*THE EXERCISE:*
Below is a listing. Gather each line of it that contains "выплаты".

*DATA ENTRIES:*
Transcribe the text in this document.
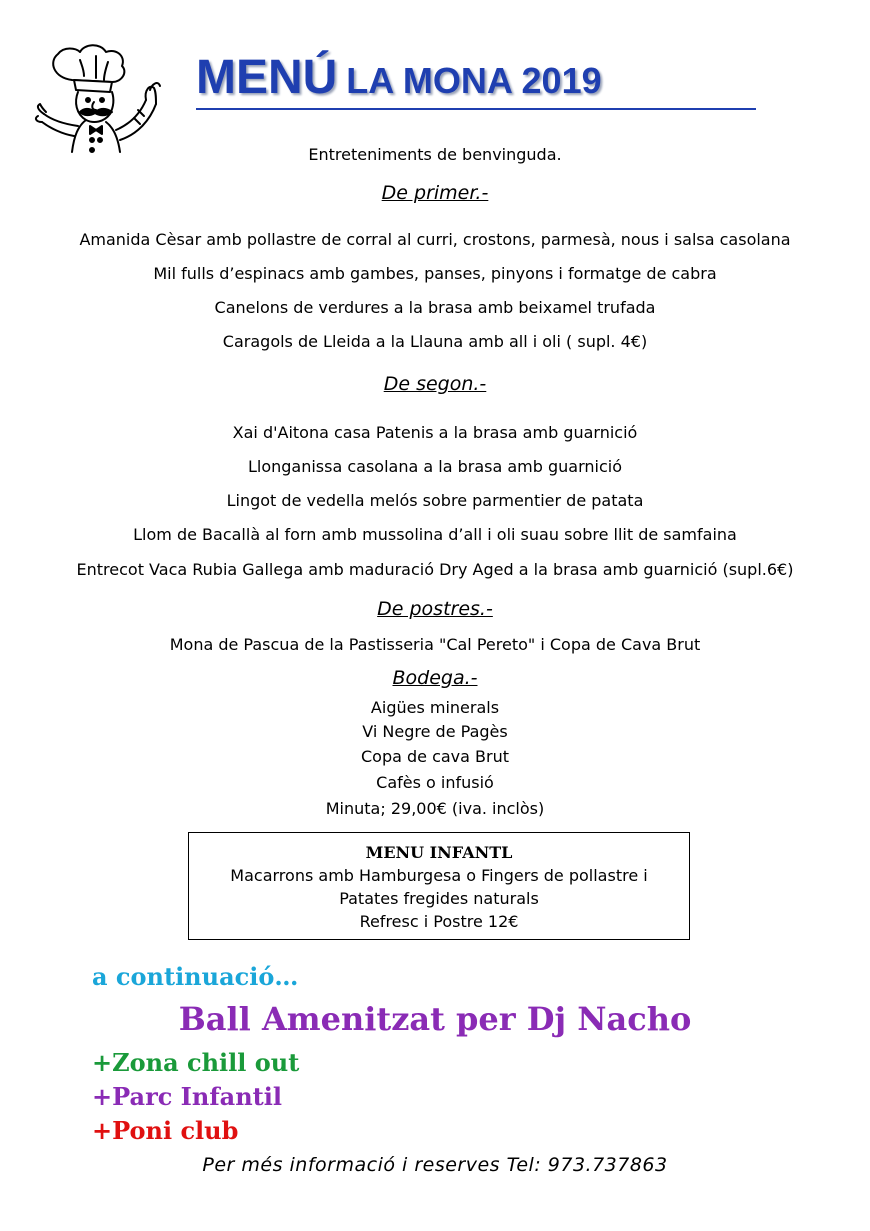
MENÚ LA MONA 2019
Entreteniments de benvinguda.
De primer.-
Amanida Cèsar amb pollastre de corral al curri, crostons, parmesà, nous i salsa casolana
Mil fulls d’espinacs amb gambes, panses, pinyons i formatge de cabra
Canelons de verdures a la brasa amb beixamel trufada
Caragols de Lleida a la Llauna amb all i oli ( supl. 4€)
De segon.-
Xai d'Aitona casa Patenis a la brasa amb guarnició
Llonganissa casolana a la brasa amb guarnició
Lingot de vedella melós sobre parmentier de patata
Llom de Bacallà al forn amb mussolina d’all i oli suau sobre llit de samfaina
Entrecot Vaca Rubia Gallega amb maduració Dry Aged a la brasa amb guarnició (supl.6€)
De postres.-
Mona de Pascua de la Pastisseria "Cal Pereto" i Copa de Cava Brut
Bodega.-
Aigües minerals
Vi Negre de Pagès
Copa de cava Brut
Cafès o infusió
Minuta; 29,00€ (iva. inclòs)
MENU INFANTL
Macarrons amb Hamburgesa o Fingers de pollastre i
Patates fregides naturals
Refresc i Postre 12€
a continuació…
Ball Amenitzat per Dj Nacho
+Zona chill out
+Parc Infantil
+Poni club
Per més informació i reserves Tel: 973.737863
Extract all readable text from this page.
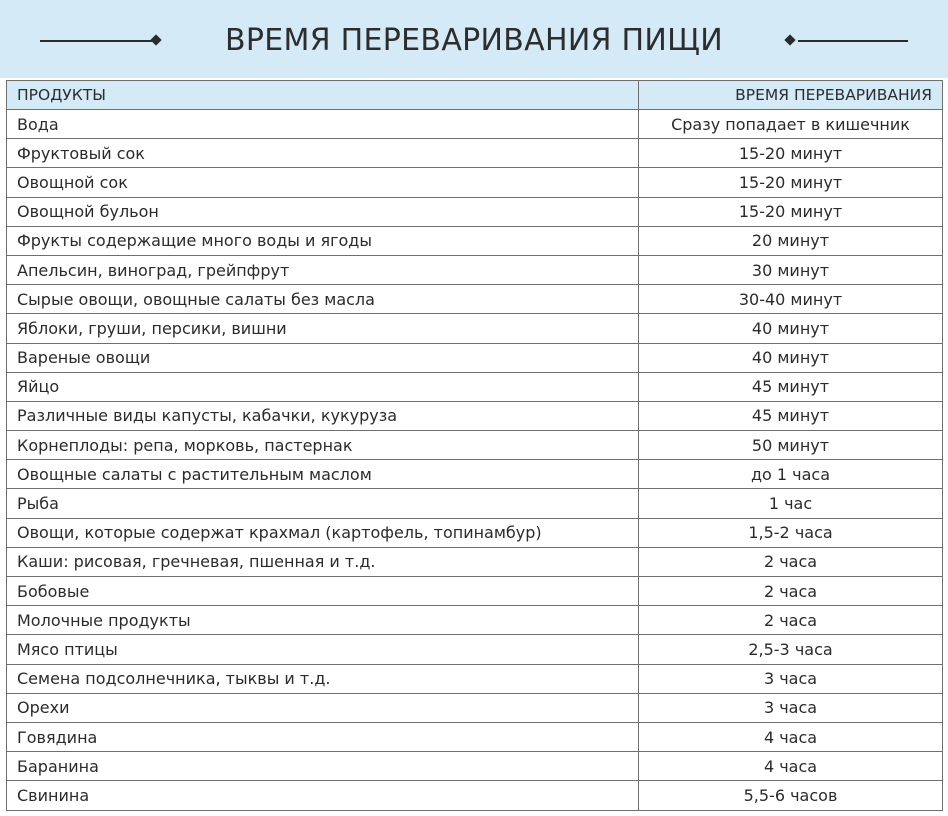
ВРЕМЯ ПЕРЕВАРИВАНИЯ ПИЩИ
ПРОДУКТЫ	ВРЕМЯ ПЕРЕВАРИВАНИЯ
Вода	Сразу попадает в кишечник
Фруктовый сок	15-20 минут
Овощной сок	15-20 минут
Овощной бульон	15-20 минут
Фрукты содержащие много воды и ягоды	20 минут
Апельсин, виноград, грейпфрут	30 минут
Сырые овощи, овощные салаты без масла	30-40 минут
Яблоки, груши, персики, вишни	40 минут
Вареные овощи	40 минут
Яйцо	45 минут
Различные виды капусты, кабачки, кукуруза	45 минут
Корнеплоды: репа, морковь, пастернак	50 минут
Овощные салаты с растительным маслом	до 1 часа
Рыба	1 час
Овощи, которые содержат крахмал (картофель, топинамбур)	1,5-2 часа
Каши: рисовая, гречневая, пшенная и т.д.	2 часа
Бобовые	2 часа
Молочные продукты	2 часа
Мясо птицы	2,5-3 часа
Семена подсолнечника, тыквы и т.д.	3 часа
Орехи	3 часа
Говядина	4 часа
Баранина	4 часа
Свинина	5,5-6 часов
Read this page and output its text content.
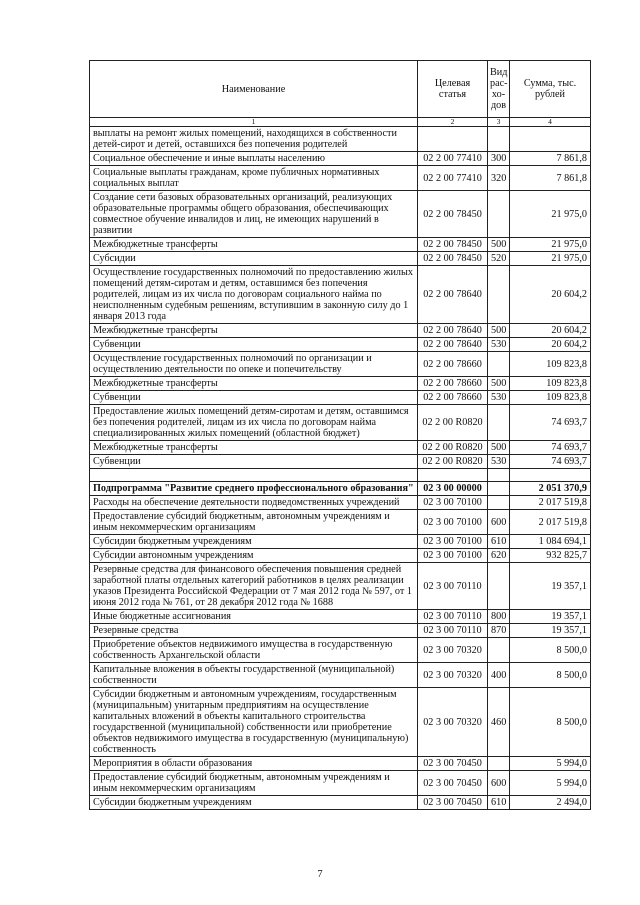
Наименование	Целевая статья	Вид рас-хо-дов	Сумма, тыс. рублей
1	2	3	4
выплаты на ремонт жилых помещений, находящихся в собственности детей-сирот и детей, оставшихся без попечения родителей			
Социальное обеспечение и иные выплаты населению	02 2 00 77410	300	7 861,8
Социальные выплаты гражданам, кроме публичных нормативных социальных выплат	02 2 00 77410	320	7 861,8
Создание сети базовых образовательных организаций, реализующих образовательные программы общего образования, обеспечивающих совместное обучение инвалидов и лиц, не имеющих нарушений в развитии	02 2 00 78450		21 975,0
Межбюджетные трансферты	02 2 00 78450	500	21 975,0
Субсидии	02 2 00 78450	520	21 975,0
Осуществление государственных полномочий по предоставлению жилых помещений детям-сиротам и детям, оставшимся без попечения родителей, лицам из их числа по договорам социального найма по неисполненным судебным решениям, вступившим в законную силу до 1 января 2013 года	02 2 00 78640		20 604,2
Межбюджетные трансферты	02 2 00 78640	500	20 604,2
Субвенции	02 2 00 78640	530	20 604,2
Осуществление государственных полномочий по организации и осуществлению деятельности по опеке и попечительству	02 2 00 78660		109 823,8
Межбюджетные трансферты	02 2 00 78660	500	109 823,8
Субвенции	02 2 00 78660	530	109 823,8
Предоставление жилых помещений детям-сиротам и детям, оставшимся без попечения родителей, лицам из их числа по договорам найма специализированных жилых помещений (областной бюджет)	02 2 00 R0820		74 693,7
Межбюджетные трансферты	02 2 00 R0820	500	74 693,7
Субвенции	02 2 00 R0820	530	74 693,7

Подпрограмма "Развитие среднего профессионального образования"	02 3 00 00000		2 051 370,9
Расходы на обеспечение деятельности подведомственных учреждений	02 3 00 70100		2 017 519,8
Предоставление субсидий бюджетным, автономным учреждениям и иным некоммерческим организациям	02 3 00 70100	600	2 017 519,8
Субсидии бюджетным учреждениям	02 3 00 70100	610	1 084 694,1
Субсидии автономным учреждениям	02 3 00 70100	620	932 825,7
Резервные средства для финансового обеспечения повышения средней заработной платы отдельных категорий работников в целях реализации указов Президента Российской Федерации от 7 мая 2012 года № 597, от 1 июня 2012 года № 761, от 28 декабря 2012 года № 1688	02 3 00 70110		19 357,1
Иные бюджетные ассигнования	02 3 00 70110	800	19 357,1
Резервные средства	02 3 00 70110	870	19 357,1
Приобретение объектов недвижимого имущества в государственную собственность Архангельской области	02 3 00 70320		8 500,0
Капитальные вложения в объекты государственной (муниципальной) собственности	02 3 00 70320	400	8 500,0
Субсидии бюджетным и автономным учреждениям, государственным (муниципальным) унитарным предприятиям на осуществление капитальных вложений в объекты капитального строительства государственной (муниципальной) собственности или приобретение объектов недвижимого имущества в государственную (муниципальную) собственность	02 3 00 70320	460	8 500,0
Мероприятия в области образования	02 3 00 70450		5 994,0
Предоставление субсидий бюджетным, автономным учреждениям и иным некоммерческим организациям	02 3 00 70450	600	5 994,0
Субсидии бюджетным учреждениям	02 3 00 70450	610	2 494,0
7
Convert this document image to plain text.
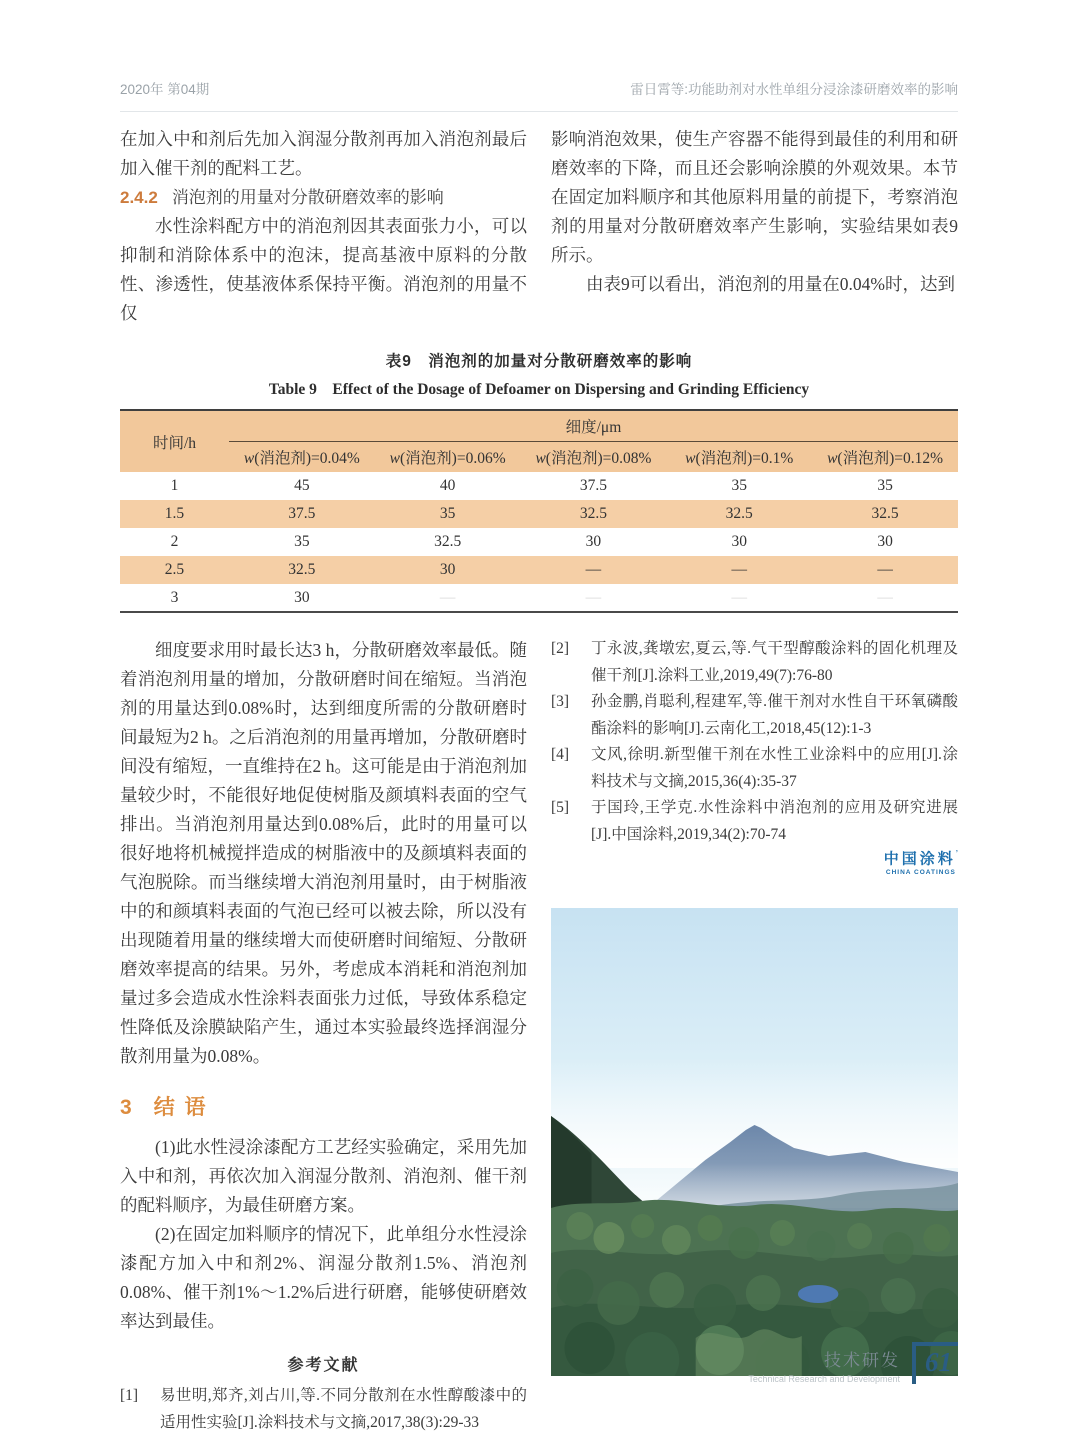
2020年 第04期	雷日霄等:功能助剂对水性单组分浸涂漆研磨效率的影响

在加入中和剂后先加入润湿分散剂再加入消泡剂最后加入催干剂的配料工艺。

2.4.2 消泡剂的用量对分散研磨效率的影响

水性涂料配方中的消泡剂因其表面张力小，可以抑制和消除体系中的泡沫，提高基液中原料的分散性、渗透性，使基液体系保持平衡。消泡剂的用量不仅

影响消泡效果，使生产容器不能得到最佳的利用和研磨效率的下降，而且还会影响涂膜的外观效果。本节在固定加料顺序和其他原料用量的前提下，考察消泡剂的用量对分散研磨效率产生影响，实验结果如表9所示。

由表9可以看出，消泡剂的用量在0.04%时，达到

表9　消泡剂的加量对分散研磨效率的影响
Table 9　Effect of the Dosage of Defoamer on Dispersing and Grinding Efficiency
时间/h	细度/μm				
	w(消泡剂)=0.04%	w(消泡剂)=0.06%	w(消泡剂)=0.08%	w(消泡剂)=0.1%	w(消泡剂)=0.12%
1	45	40	37.5	35	35
1.5	37.5	35	32.5	32.5	32.5
2	35	32.5	30	30	30
2.5	32.5	30	—	—	—
3	30	—	—	—	—

细度要求用时最长达3 h，分散研磨效率最低。随着消泡剂用量的增加，分散研磨时间在缩短。当消泡剂的用量达到0.08%时，达到细度所需的分散研磨时间最短为2 h。之后消泡剂的用量再增加，分散研磨时间没有缩短，一直维持在2 h。这可能是由于消泡剂加量较少时，不能很好地促使树脂及颜填料表面的空气排出。当消泡剂用量达到0.08%后，此时的用量可以很好地将机械搅拌造成的树脂液中的及颜填料表面的气泡脱除。而当继续增大消泡剂用量时，由于树脂液中的和颜填料表面的气泡已经可以被去除，所以没有出现随着用量的继续增大而使研磨时间缩短、分散研磨效率提高的结果。另外，考虑成本消耗和消泡剂加量过多会造成水性涂料表面张力过低，导致体系稳定性降低及涂膜缺陷产生，通过本实验最终选择润湿分散剂用量为0.08%。

3 结 语

(1)此水性浸涂漆配方工艺经实验确定，采用先加入中和剂，再依次加入润湿分散剂、消泡剂、催干剂的配料顺序，为最佳研磨方案。

(2)在固定加料顺序的情况下，此单组分水性浸涂漆配方加入中和剂2%、润湿分散剂1.5%、消泡剂0.08%、催干剂1%～1.2%后进行研磨，能够使研磨效率达到最佳。

参考文献
[1]	易世明,郑齐,刘占川,等.不同分散剂在水性醇酸漆中的适用性实验[J].涂料技术与文摘,2017,38(3):29-33
[2]	丁永波,龚墩宏,夏云,等.气干型醇酸涂料的固化机理及催干剂[J].涂料工业,2019,49(7):76-80
[3]	孙金鹏,肖聪利,程建军,等.催干剂对水性自干环氧磷酸酯涂料的影响[J].云南化工,2018,45(12):1-3
[4]	文风,徐明.新型催干剂在水性工业涂料中的应用[J].涂料技术与文摘,2015,36(4):35-37
[5]	于国玲,王学克.水性涂料中消泡剂的应用及研究进展[J].中国涂料,2019,34(2):70-74
中国涂料’
CHINA COATINGS
技术研发
Technical Research and Development
61
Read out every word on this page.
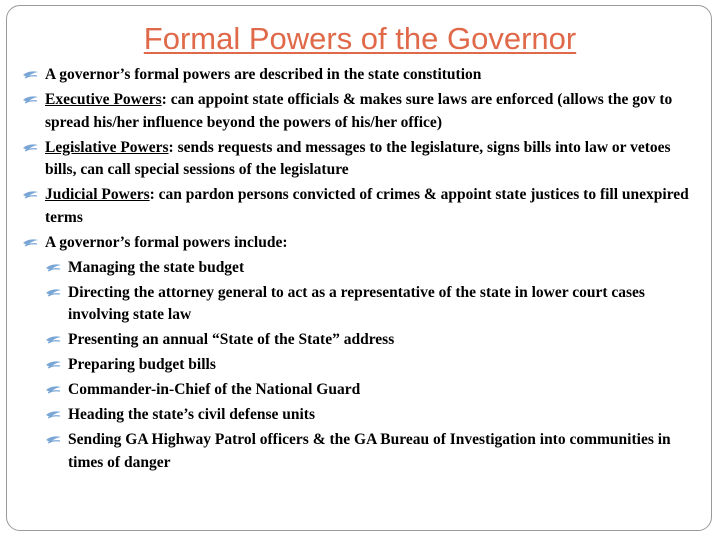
Formal Powers of the Governor

A governor’s formal powers are described in the state constitution

Executive Powers: can appoint state officials & makes sure laws are enforced (allows the gov to spread his/her influence beyond the powers of his/her office)

Legislative Powers: sends requests and messages to the legislature, signs bills into law or vetoes bills, can call special sessions of the legislature

Judicial Powers: can pardon persons convicted of crimes & appoint state justices to fill unexpired terms

A governor’s formal powers include:

Managing the state budget

Directing the attorney general to act as a representative of the state in lower court cases involving state law

Presenting an annual “State of the State” address

Preparing budget bills

Commander-in-Chief of the National Guard

Heading the state’s civil defense units

Sending GA Highway Patrol officers & the GA Bureau of Investigation into communities in times of danger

*FULL RESPONSE:*
выплаты на ремонт жилых помещений, находящихся в собственности детей-сирот и детей, оставшихся без попечения родителей			
Социальное обеспечение и иные выплаты населению	02 2 00 77410	300	7 861,8
Социальные выплаты гражданам, кроме публичных нормативных социальных выплат	02 2 00 77410	320	7 861,8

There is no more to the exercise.